Locate the line that contains "Read out every word on this page." in the entries below. Retype it and all following lines through the final one, character for character.

━━━━━━━━━━━━━━━━━━━━

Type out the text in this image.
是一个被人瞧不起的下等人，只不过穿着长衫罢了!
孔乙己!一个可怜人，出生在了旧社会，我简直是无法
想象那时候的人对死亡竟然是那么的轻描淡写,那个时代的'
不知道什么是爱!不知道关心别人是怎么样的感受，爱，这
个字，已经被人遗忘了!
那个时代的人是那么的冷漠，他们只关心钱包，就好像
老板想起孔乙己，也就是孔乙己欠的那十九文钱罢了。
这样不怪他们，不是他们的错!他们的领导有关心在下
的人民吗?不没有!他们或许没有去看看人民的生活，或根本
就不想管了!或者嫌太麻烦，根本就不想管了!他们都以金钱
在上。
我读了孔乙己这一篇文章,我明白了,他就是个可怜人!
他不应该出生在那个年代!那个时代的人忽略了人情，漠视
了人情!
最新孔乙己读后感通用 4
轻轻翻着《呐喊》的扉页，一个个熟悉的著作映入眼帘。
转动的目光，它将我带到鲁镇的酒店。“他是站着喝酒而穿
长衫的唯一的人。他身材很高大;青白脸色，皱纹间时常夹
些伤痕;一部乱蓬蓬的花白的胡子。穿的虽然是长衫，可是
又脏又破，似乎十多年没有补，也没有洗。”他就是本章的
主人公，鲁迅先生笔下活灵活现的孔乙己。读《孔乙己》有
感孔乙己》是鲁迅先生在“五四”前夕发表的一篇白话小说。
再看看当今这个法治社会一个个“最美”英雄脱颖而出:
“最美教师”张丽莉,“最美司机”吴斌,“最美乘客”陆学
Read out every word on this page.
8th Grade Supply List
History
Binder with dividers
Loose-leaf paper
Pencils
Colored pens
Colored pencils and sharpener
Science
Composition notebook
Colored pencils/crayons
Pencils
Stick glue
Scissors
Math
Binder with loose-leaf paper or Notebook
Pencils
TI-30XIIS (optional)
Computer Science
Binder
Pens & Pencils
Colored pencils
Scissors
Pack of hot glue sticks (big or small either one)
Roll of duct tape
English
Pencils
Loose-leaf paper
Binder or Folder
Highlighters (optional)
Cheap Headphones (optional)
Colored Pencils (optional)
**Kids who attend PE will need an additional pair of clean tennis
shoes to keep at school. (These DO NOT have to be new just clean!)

━━━━━━━━━━━━━━━━━━━━

### Task answer
Read out every word on this page.
8th Grade Supply List
History
Binder with dividers
Loose-leaf paper
Pencils
Colored pens
Colored pencils and sharpener
Science
Composition notebook
Colored pencils/crayons
Pencils
Stick glue
Scissors
Math
Binder with loose-leaf paper or Notebook
Pencils
TI-30XIIS (optional)
Computer Science
Binder
Pens & Pencils
Colored pencils
Scissors
Pack of hot glue sticks (big or small either one)
Roll of duct tape
English
Pencils
Loose-leaf paper
Binder or Folder
Highlighters (optional)
Cheap Headphones (optional)
Colored Pencils (optional)
**Kids who attend PE will need an additional pair of clean tennis
shoes to keep at school. (These DO NOT have to be new just clean!)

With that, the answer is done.